[What this task involves] Pull each line containing "name" out of the data and copy it.

───── Material ─────

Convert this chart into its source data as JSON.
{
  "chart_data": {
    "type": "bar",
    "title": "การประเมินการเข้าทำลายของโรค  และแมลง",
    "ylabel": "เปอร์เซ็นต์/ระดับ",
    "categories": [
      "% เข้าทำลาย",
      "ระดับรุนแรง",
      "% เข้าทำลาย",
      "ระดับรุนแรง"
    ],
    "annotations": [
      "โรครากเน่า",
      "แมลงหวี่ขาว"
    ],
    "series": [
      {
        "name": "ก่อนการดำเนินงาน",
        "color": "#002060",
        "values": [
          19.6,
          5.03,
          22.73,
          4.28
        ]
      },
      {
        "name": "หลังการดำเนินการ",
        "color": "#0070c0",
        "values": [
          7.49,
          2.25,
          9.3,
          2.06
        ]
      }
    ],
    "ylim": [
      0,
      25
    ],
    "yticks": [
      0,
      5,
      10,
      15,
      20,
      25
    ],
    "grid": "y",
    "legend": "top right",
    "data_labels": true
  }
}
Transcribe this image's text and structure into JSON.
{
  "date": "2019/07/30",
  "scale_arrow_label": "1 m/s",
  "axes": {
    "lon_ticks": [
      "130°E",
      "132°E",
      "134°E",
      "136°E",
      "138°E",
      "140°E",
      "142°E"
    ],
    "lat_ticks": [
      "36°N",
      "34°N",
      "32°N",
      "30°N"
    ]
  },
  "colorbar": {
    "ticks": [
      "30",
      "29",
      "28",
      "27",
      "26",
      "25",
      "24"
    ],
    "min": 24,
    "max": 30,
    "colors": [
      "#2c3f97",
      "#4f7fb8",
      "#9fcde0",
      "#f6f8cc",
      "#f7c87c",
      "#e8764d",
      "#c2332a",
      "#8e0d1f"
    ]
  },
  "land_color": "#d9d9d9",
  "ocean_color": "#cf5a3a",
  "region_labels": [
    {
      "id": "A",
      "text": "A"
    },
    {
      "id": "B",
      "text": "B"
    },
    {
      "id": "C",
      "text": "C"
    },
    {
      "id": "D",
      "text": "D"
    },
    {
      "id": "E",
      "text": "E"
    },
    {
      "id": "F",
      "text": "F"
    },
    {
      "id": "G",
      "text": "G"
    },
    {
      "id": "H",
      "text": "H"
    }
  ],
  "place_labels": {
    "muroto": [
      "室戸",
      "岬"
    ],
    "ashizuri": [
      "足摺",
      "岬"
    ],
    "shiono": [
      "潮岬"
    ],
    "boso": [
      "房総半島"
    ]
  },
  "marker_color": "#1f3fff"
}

─────

[Solution to this problem]
        "name": "ก่อนการดำเนินงาน",
        "name": "หลังการดำเนินการ",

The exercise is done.